**Set exercise:** Work out how many lines in the entries contain the string "Poste", and give nothing but that number.

(Records excerpted from a collection)
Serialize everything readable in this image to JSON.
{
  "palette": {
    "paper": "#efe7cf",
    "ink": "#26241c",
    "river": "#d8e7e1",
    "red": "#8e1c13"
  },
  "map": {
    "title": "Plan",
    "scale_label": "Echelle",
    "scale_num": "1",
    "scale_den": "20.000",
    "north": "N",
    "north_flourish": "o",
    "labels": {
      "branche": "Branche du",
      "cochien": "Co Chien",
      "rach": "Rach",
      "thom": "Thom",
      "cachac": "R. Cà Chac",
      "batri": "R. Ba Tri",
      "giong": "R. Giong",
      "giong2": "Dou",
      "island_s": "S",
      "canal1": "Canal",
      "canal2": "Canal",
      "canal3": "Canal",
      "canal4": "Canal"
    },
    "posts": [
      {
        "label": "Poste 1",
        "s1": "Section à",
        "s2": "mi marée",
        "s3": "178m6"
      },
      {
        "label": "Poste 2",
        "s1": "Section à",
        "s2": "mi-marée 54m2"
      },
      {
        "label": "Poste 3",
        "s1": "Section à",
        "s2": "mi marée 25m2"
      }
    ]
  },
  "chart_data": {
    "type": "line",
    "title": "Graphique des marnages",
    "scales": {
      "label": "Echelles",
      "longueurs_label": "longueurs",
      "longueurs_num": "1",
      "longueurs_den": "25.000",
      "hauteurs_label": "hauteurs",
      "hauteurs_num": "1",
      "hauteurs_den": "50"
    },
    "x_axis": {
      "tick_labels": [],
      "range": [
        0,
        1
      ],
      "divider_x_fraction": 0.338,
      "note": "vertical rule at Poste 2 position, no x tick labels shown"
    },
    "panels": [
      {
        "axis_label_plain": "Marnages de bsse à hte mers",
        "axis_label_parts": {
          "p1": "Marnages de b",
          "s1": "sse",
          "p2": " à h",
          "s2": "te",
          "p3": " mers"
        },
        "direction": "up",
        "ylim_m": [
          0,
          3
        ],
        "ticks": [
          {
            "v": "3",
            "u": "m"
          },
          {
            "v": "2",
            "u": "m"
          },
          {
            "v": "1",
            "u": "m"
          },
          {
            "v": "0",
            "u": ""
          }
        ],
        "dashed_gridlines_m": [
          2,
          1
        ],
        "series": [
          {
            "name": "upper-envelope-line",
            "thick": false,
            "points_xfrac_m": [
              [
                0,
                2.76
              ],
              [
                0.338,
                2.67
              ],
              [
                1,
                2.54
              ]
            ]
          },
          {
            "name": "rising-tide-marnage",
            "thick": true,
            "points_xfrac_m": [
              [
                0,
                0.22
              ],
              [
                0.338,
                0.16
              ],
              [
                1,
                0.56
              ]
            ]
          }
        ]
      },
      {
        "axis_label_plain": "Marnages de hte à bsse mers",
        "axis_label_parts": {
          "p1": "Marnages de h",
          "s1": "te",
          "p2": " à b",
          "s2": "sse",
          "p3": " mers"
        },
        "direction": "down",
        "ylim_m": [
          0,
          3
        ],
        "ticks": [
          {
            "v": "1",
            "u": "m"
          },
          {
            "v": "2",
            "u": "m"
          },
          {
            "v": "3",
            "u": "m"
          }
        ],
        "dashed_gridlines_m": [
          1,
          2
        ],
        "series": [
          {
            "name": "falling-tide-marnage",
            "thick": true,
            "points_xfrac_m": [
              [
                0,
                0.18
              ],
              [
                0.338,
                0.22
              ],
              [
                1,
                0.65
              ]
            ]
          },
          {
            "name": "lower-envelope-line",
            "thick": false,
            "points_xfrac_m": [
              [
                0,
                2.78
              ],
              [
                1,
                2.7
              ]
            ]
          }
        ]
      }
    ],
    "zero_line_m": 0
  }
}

**Result:** 4